Extracted data entries:
· · · ·

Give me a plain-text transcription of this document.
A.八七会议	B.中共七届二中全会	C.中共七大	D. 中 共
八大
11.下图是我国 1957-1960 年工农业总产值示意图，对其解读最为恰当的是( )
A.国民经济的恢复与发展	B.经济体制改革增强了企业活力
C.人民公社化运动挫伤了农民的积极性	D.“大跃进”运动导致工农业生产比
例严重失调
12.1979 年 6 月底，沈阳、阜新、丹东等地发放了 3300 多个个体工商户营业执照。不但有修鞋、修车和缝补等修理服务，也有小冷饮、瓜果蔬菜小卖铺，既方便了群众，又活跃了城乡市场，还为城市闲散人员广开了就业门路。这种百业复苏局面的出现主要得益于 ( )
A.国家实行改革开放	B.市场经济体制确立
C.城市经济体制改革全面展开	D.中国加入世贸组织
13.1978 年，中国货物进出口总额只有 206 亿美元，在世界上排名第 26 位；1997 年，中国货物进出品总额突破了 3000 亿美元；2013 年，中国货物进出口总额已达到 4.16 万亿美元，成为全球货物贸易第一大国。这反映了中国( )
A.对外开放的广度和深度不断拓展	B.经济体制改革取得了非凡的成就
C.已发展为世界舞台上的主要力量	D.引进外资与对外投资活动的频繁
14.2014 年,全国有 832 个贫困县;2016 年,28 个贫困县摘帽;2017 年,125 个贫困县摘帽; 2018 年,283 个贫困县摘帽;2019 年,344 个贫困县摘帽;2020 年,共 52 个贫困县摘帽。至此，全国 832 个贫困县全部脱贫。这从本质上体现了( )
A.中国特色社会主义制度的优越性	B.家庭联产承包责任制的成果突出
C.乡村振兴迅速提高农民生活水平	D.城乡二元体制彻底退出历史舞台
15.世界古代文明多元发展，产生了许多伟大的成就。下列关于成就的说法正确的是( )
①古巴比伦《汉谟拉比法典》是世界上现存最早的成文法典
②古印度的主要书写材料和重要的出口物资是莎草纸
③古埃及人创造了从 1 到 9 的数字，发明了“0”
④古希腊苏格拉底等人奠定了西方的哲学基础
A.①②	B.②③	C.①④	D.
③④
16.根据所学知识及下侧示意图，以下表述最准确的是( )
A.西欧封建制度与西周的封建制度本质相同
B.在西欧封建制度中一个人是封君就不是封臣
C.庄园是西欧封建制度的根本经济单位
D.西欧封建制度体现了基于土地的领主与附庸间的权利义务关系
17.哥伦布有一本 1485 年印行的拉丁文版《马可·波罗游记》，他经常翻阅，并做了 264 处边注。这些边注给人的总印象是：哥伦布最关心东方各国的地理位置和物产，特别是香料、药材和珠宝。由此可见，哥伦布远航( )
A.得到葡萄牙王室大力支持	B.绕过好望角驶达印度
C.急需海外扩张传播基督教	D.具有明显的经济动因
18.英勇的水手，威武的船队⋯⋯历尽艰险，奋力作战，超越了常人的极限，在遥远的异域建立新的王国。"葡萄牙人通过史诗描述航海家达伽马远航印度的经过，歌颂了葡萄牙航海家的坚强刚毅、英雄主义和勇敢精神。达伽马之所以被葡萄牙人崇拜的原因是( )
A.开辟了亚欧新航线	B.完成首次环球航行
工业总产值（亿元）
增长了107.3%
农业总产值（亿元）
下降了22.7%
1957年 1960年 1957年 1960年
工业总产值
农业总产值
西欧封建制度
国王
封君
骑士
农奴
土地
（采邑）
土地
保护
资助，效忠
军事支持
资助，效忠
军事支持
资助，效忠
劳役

· · · ·

*Given task*
Repeat the data above exactly.

*Result for this task*
Give me a plain-text transcription of this document.
A.八七会议	B.中共七届二中全会	C.中共七大	D. 中 共
八大
11.下图是我国 1957-1960 年工农业总产值示意图，对其解读最为恰当的是( )
A.国民经济的恢复与发展	B.经济体制改革增强了企业活力
C.人民公社化运动挫伤了农民的积极性	D.“大跃进”运动导致工农业生产比
例严重失调
12.1979 年 6 月底，沈阳、阜新、丹东等地发放了 3300 多个个体工商户营业执照。不但有修鞋、修车和缝补等修理服务，也有小冷饮、瓜果蔬菜小卖铺，既方便了群众，又活跃了城乡市场，还为城市闲散人员广开了就业门路。这种百业复苏局面的出现主要得益于 ( )
A.国家实行改革开放	B.市场经济体制确立
C.城市经济体制改革全面展开	D.中国加入世贸组织
13.1978 年，中国货物进出口总额只有 206 亿美元，在世界上排名第 26 位；1997 年，中国货物进出品总额突破了 3000 亿美元；2013 年，中国货物进出口总额已达到 4.16 万亿美元，成为全球货物贸易第一大国。这反映了中国( )
A.对外开放的广度和深度不断拓展	B.经济体制改革取得了非凡的成就
C.已发展为世界舞台上的主要力量	D.引进外资与对外投资活动的频繁
14.2014 年,全国有 832 个贫困县;2016 年,28 个贫困县摘帽;2017 年,125 个贫困县摘帽; 2018 年,283 个贫困县摘帽;2019 年,344 个贫困县摘帽;2020 年,共 52 个贫困县摘帽。至此，全国 832 个贫困县全部脱贫。这从本质上体现了( )
A.中国特色社会主义制度的优越性	B.家庭联产承包责任制的成果突出
C.乡村振兴迅速提高农民生活水平	D.城乡二元体制彻底退出历史舞台
15.世界古代文明多元发展，产生了许多伟大的成就。下列关于成就的说法正确的是( )
①古巴比伦《汉谟拉比法典》是世界上现存最早的成文法典
②古印度的主要书写材料和重要的出口物资是莎草纸
③古埃及人创造了从 1 到 9 的数字，发明了“0”
④古希腊苏格拉底等人奠定了西方的哲学基础
A.①②	B.②③	C.①④	D.
③④
16.根据所学知识及下侧示意图，以下表述最准确的是( )
A.西欧封建制度与西周的封建制度本质相同
B.在西欧封建制度中一个人是封君就不是封臣
C.庄园是西欧封建制度的根本经济单位
D.西欧封建制度体现了基于土地的领主与附庸间的权利义务关系
17.哥伦布有一本 1485 年印行的拉丁文版《马可·波罗游记》，他经常翻阅，并做了 264 处边注。这些边注给人的总印象是：哥伦布最关心东方各国的地理位置和物产，特别是香料、药材和珠宝。由此可见，哥伦布远航( )
A.得到葡萄牙王室大力支持	B.绕过好望角驶达印度
C.急需海外扩张传播基督教	D.具有明显的经济动因
18.英勇的水手，威武的船队⋯⋯历尽艰险，奋力作战，超越了常人的极限，在遥远的异域建立新的王国。"葡萄牙人通过史诗描述航海家达伽马远航印度的经过，歌颂了葡萄牙航海家的坚强刚毅、英雄主义和勇敢精神。达伽马之所以被葡萄牙人崇拜的原因是( )
A.开辟了亚欧新航线	B.完成首次环球航行
工业总产值（亿元）
增长了107.3%
农业总产值（亿元）
下降了22.7%
1957年 1960年 1957年 1960年
工业总产值
农业总产值
西欧封建制度
国王
封君
骑士
农奴
土地
（采邑）
土地
保护
资助，效忠
军事支持
资助，效忠
军事支持
资助，效忠
劳役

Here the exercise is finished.